# Provided data
START
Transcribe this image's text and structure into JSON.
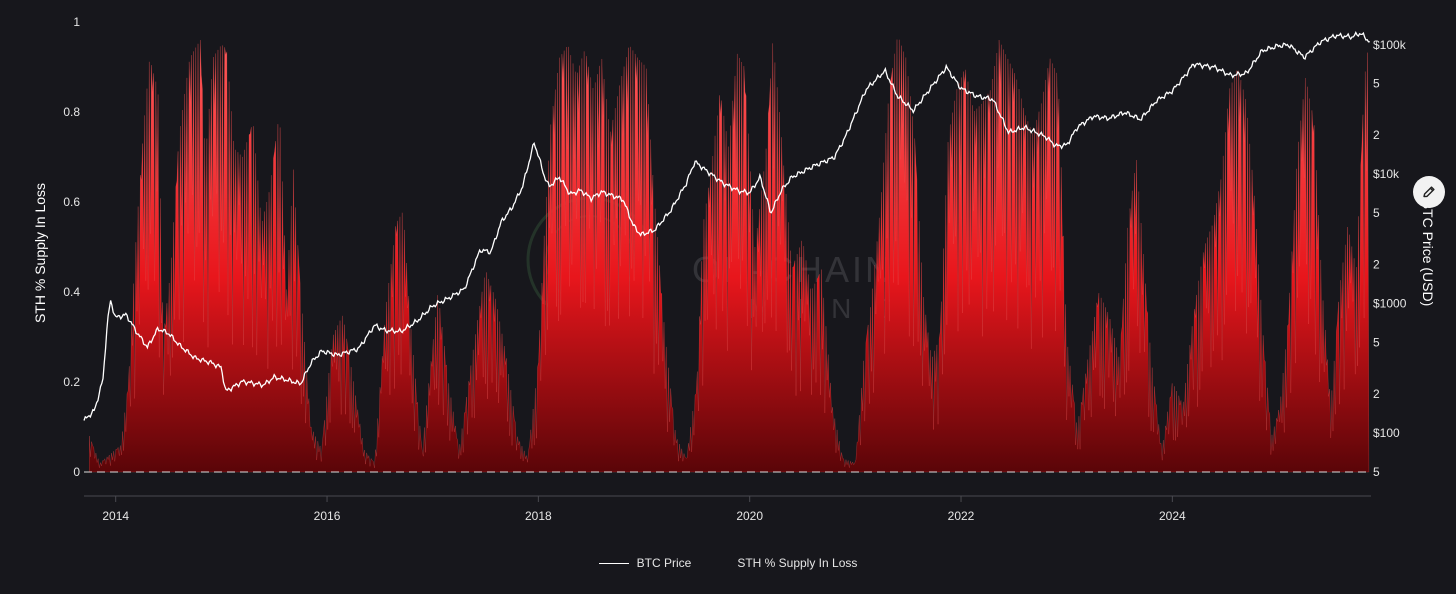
{
  "chart_data": {
    "type": "area",
    "x_axis": {
      "tick_labels": [
        "2014",
        "2016",
        "2018",
        "2020",
        "2022",
        "2024"
      ],
      "range": [
        "2013-09",
        "2025-11"
      ]
    },
    "y_axis_left": {
      "label": "STH % Supply In Loss",
      "range": [
        0,
        1
      ],
      "tick_labels": [
        "0",
        "0.2",
        "0.4",
        "0.6",
        "0.8",
        "1"
      ]
    },
    "y_axis_right": {
      "label": "BTC Price (USD)",
      "scale": "log",
      "range": [
        50,
        150000
      ],
      "tick_labels": [
        "$100k",
        "5",
        "2",
        "$10k",
        "5",
        "2",
        "$1000",
        "5",
        "2",
        "$100",
        "5"
      ]
    },
    "grid": false,
    "legend_position": "bottom",
    "series": [
      {
        "name": "BTC Price",
        "axis": "right",
        "color": "#ffffff",
        "points": [
          [
            2013.7,
            125
          ],
          [
            2013.8,
            150
          ],
          [
            2013.88,
            260
          ],
          [
            2013.92,
            700
          ],
          [
            2013.95,
            1050
          ],
          [
            2014.0,
            780
          ],
          [
            2014.1,
            820
          ],
          [
            2014.2,
            600
          ],
          [
            2014.3,
            460
          ],
          [
            2014.4,
            640
          ],
          [
            2014.5,
            590
          ],
          [
            2014.6,
            480
          ],
          [
            2014.75,
            380
          ],
          [
            2014.9,
            350
          ],
          [
            2015.0,
            320
          ],
          [
            2015.04,
            210
          ],
          [
            2015.2,
            250
          ],
          [
            2015.4,
            235
          ],
          [
            2015.5,
            270
          ],
          [
            2015.6,
            260
          ],
          [
            2015.75,
            240
          ],
          [
            2015.85,
            350
          ],
          [
            2015.95,
            430
          ],
          [
            2016.0,
            420
          ],
          [
            2016.1,
            400
          ],
          [
            2016.3,
            450
          ],
          [
            2016.45,
            680
          ],
          [
            2016.55,
            620
          ],
          [
            2016.7,
            610
          ],
          [
            2016.85,
            730
          ],
          [
            2017.0,
            960
          ],
          [
            2017.15,
            1100
          ],
          [
            2017.3,
            1300
          ],
          [
            2017.45,
            2600
          ],
          [
            2017.55,
            2500
          ],
          [
            2017.65,
            4300
          ],
          [
            2017.75,
            5500
          ],
          [
            2017.85,
            8000
          ],
          [
            2017.96,
            17500
          ],
          [
            2018.0,
            14000
          ],
          [
            2018.05,
            10000
          ],
          [
            2018.1,
            8000
          ],
          [
            2018.2,
            9500
          ],
          [
            2018.3,
            7000
          ],
          [
            2018.4,
            7500
          ],
          [
            2018.5,
            6500
          ],
          [
            2018.6,
            7300
          ],
          [
            2018.8,
            6400
          ],
          [
            2018.9,
            4000
          ],
          [
            2018.97,
            3400
          ],
          [
            2019.1,
            3700
          ],
          [
            2019.25,
            5200
          ],
          [
            2019.4,
            8500
          ],
          [
            2019.48,
            12500
          ],
          [
            2019.6,
            10500
          ],
          [
            2019.75,
            8500
          ],
          [
            2019.9,
            7400
          ],
          [
            2020.0,
            7200
          ],
          [
            2020.1,
            9500
          ],
          [
            2020.2,
            5000
          ],
          [
            2020.3,
            7500
          ],
          [
            2020.4,
            9500
          ],
          [
            2020.6,
            11500
          ],
          [
            2020.8,
            13500
          ],
          [
            2020.9,
            19000
          ],
          [
            2021.0,
            29000
          ],
          [
            2021.1,
            45000
          ],
          [
            2021.28,
            63000
          ],
          [
            2021.4,
            40000
          ],
          [
            2021.55,
            31000
          ],
          [
            2021.7,
            45000
          ],
          [
            2021.86,
            67000
          ],
          [
            2022.0,
            46000
          ],
          [
            2022.15,
            40000
          ],
          [
            2022.3,
            38000
          ],
          [
            2022.45,
            21000
          ],
          [
            2022.6,
            23000
          ],
          [
            2022.8,
            19500
          ],
          [
            2022.9,
            16500
          ],
          [
            2023.0,
            16800
          ],
          [
            2023.1,
            23000
          ],
          [
            2023.25,
            28000
          ],
          [
            2023.4,
            27000
          ],
          [
            2023.55,
            30000
          ],
          [
            2023.7,
            26500
          ],
          [
            2023.85,
            37000
          ],
          [
            2024.0,
            44000
          ],
          [
            2024.15,
            62000
          ],
          [
            2024.2,
            71000
          ],
          [
            2024.4,
            67000
          ],
          [
            2024.55,
            58000
          ],
          [
            2024.7,
            60000
          ],
          [
            2024.85,
            90000
          ],
          [
            2025.0,
            98000
          ],
          [
            2025.1,
            100000
          ],
          [
            2025.25,
            80000
          ],
          [
            2025.4,
            105000
          ],
          [
            2025.55,
            118000
          ],
          [
            2025.7,
            115000
          ],
          [
            2025.78,
            123000
          ],
          [
            2025.87,
            105000
          ]
        ]
      },
      {
        "name": "STH % Supply In Loss",
        "axis": "left",
        "color": "#e8161c",
        "points": [
          [
            2013.75,
            0.08
          ],
          [
            2013.85,
            0.02
          ],
          [
            2013.95,
            0.04
          ],
          [
            2014.05,
            0.06
          ],
          [
            2014.12,
            0.2
          ],
          [
            2014.2,
            0.55
          ],
          [
            2014.26,
            0.75
          ],
          [
            2014.32,
            0.92
          ],
          [
            2014.4,
            0.85
          ],
          [
            2014.45,
            0.3
          ],
          [
            2014.52,
            0.45
          ],
          [
            2014.6,
            0.75
          ],
          [
            2014.7,
            0.92
          ],
          [
            2014.8,
            0.96
          ],
          [
            2014.85,
            0.7
          ],
          [
            2014.92,
            0.92
          ],
          [
            2015.0,
            0.95
          ],
          [
            2015.05,
            0.94
          ],
          [
            2015.12,
            0.72
          ],
          [
            2015.2,
            0.7
          ],
          [
            2015.3,
            0.78
          ],
          [
            2015.38,
            0.55
          ],
          [
            2015.45,
            0.62
          ],
          [
            2015.55,
            0.8
          ],
          [
            2015.62,
            0.4
          ],
          [
            2015.68,
            0.68
          ],
          [
            2015.75,
            0.4
          ],
          [
            2015.85,
            0.1
          ],
          [
            2015.95,
            0.05
          ],
          [
            2016.05,
            0.3
          ],
          [
            2016.15,
            0.35
          ],
          [
            2016.25,
            0.2
          ],
          [
            2016.35,
            0.05
          ],
          [
            2016.45,
            0.02
          ],
          [
            2016.55,
            0.35
          ],
          [
            2016.65,
            0.55
          ],
          [
            2016.72,
            0.58
          ],
          [
            2016.8,
            0.3
          ],
          [
            2016.9,
            0.05
          ],
          [
            2017.05,
            0.4
          ],
          [
            2017.15,
            0.2
          ],
          [
            2017.25,
            0.05
          ],
          [
            2017.4,
            0.3
          ],
          [
            2017.5,
            0.45
          ],
          [
            2017.6,
            0.38
          ],
          [
            2017.7,
            0.25
          ],
          [
            2017.8,
            0.08
          ],
          [
            2017.9,
            0.03
          ],
          [
            2018.0,
            0.25
          ],
          [
            2018.06,
            0.55
          ],
          [
            2018.12,
            0.78
          ],
          [
            2018.2,
            0.92
          ],
          [
            2018.28,
            0.95
          ],
          [
            2018.36,
            0.88
          ],
          [
            2018.44,
            0.94
          ],
          [
            2018.52,
            0.85
          ],
          [
            2018.6,
            0.92
          ],
          [
            2018.68,
            0.75
          ],
          [
            2018.76,
            0.85
          ],
          [
            2018.86,
            0.95
          ],
          [
            2018.94,
            0.92
          ],
          [
            2019.02,
            0.9
          ],
          [
            2019.1,
            0.6
          ],
          [
            2019.2,
            0.3
          ],
          [
            2019.3,
            0.08
          ],
          [
            2019.4,
            0.03
          ],
          [
            2019.5,
            0.2
          ],
          [
            2019.56,
            0.55
          ],
          [
            2019.65,
            0.7
          ],
          [
            2019.72,
            0.85
          ],
          [
            2019.8,
            0.72
          ],
          [
            2019.88,
            0.93
          ],
          [
            2019.95,
            0.9
          ],
          [
            2020.05,
            0.5
          ],
          [
            2020.15,
            0.7
          ],
          [
            2020.22,
            0.96
          ],
          [
            2020.3,
            0.75
          ],
          [
            2020.4,
            0.45
          ],
          [
            2020.5,
            0.52
          ],
          [
            2020.58,
            0.4
          ],
          [
            2020.68,
            0.45
          ],
          [
            2020.78,
            0.15
          ],
          [
            2020.88,
            0.03
          ],
          [
            2021.0,
            0.02
          ],
          [
            2021.08,
            0.25
          ],
          [
            2021.16,
            0.4
          ],
          [
            2021.24,
            0.6
          ],
          [
            2021.32,
            0.85
          ],
          [
            2021.4,
            0.97
          ],
          [
            2021.48,
            0.92
          ],
          [
            2021.56,
            0.75
          ],
          [
            2021.64,
            0.4
          ],
          [
            2021.72,
            0.25
          ],
          [
            2021.8,
            0.3
          ],
          [
            2021.88,
            0.75
          ],
          [
            2021.96,
            0.85
          ],
          [
            2022.04,
            0.9
          ],
          [
            2022.12,
            0.8
          ],
          [
            2022.2,
            0.82
          ],
          [
            2022.28,
            0.85
          ],
          [
            2022.36,
            0.96
          ],
          [
            2022.44,
            0.92
          ],
          [
            2022.52,
            0.88
          ],
          [
            2022.6,
            0.8
          ],
          [
            2022.68,
            0.75
          ],
          [
            2022.76,
            0.82
          ],
          [
            2022.84,
            0.92
          ],
          [
            2022.92,
            0.88
          ],
          [
            2023.0,
            0.3
          ],
          [
            2023.1,
            0.1
          ],
          [
            2023.2,
            0.25
          ],
          [
            2023.3,
            0.4
          ],
          [
            2023.4,
            0.35
          ],
          [
            2023.5,
            0.25
          ],
          [
            2023.58,
            0.55
          ],
          [
            2023.66,
            0.7
          ],
          [
            2023.72,
            0.5
          ],
          [
            2023.8,
            0.25
          ],
          [
            2023.9,
            0.05
          ],
          [
            2024.0,
            0.2
          ],
          [
            2024.1,
            0.15
          ],
          [
            2024.2,
            0.35
          ],
          [
            2024.3,
            0.5
          ],
          [
            2024.38,
            0.55
          ],
          [
            2024.46,
            0.65
          ],
          [
            2024.54,
            0.85
          ],
          [
            2024.62,
            0.9
          ],
          [
            2024.7,
            0.82
          ],
          [
            2024.78,
            0.6
          ],
          [
            2024.86,
            0.3
          ],
          [
            2024.94,
            0.08
          ],
          [
            2025.02,
            0.15
          ],
          [
            2025.1,
            0.35
          ],
          [
            2025.18,
            0.7
          ],
          [
            2025.26,
            0.88
          ],
          [
            2025.34,
            0.78
          ],
          [
            2025.42,
            0.4
          ],
          [
            2025.5,
            0.15
          ],
          [
            2025.58,
            0.4
          ],
          [
            2025.66,
            0.55
          ],
          [
            2025.74,
            0.45
          ],
          [
            2025.82,
            0.88
          ],
          [
            2025.86,
            0.96
          ]
        ]
      }
    ]
  },
  "legend": {
    "items": [
      {
        "label": "BTC Price",
        "color": "#ffffff"
      },
      {
        "label": "STH % Supply In Loss",
        "color": "#e8161c"
      }
    ]
  },
  "watermark": {
    "text1": "ON-CHAIN",
    "text2": "MIND"
  },
  "edit_button": {
    "icon": "pencil-icon"
  }
}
END
# Exercise aim
Collect the lines that hold "color".

# Response to the task
        "color": "#ffffff",
        "color": "#e8161c",
        "color": "#ffffff"
        "color": "#e8161c"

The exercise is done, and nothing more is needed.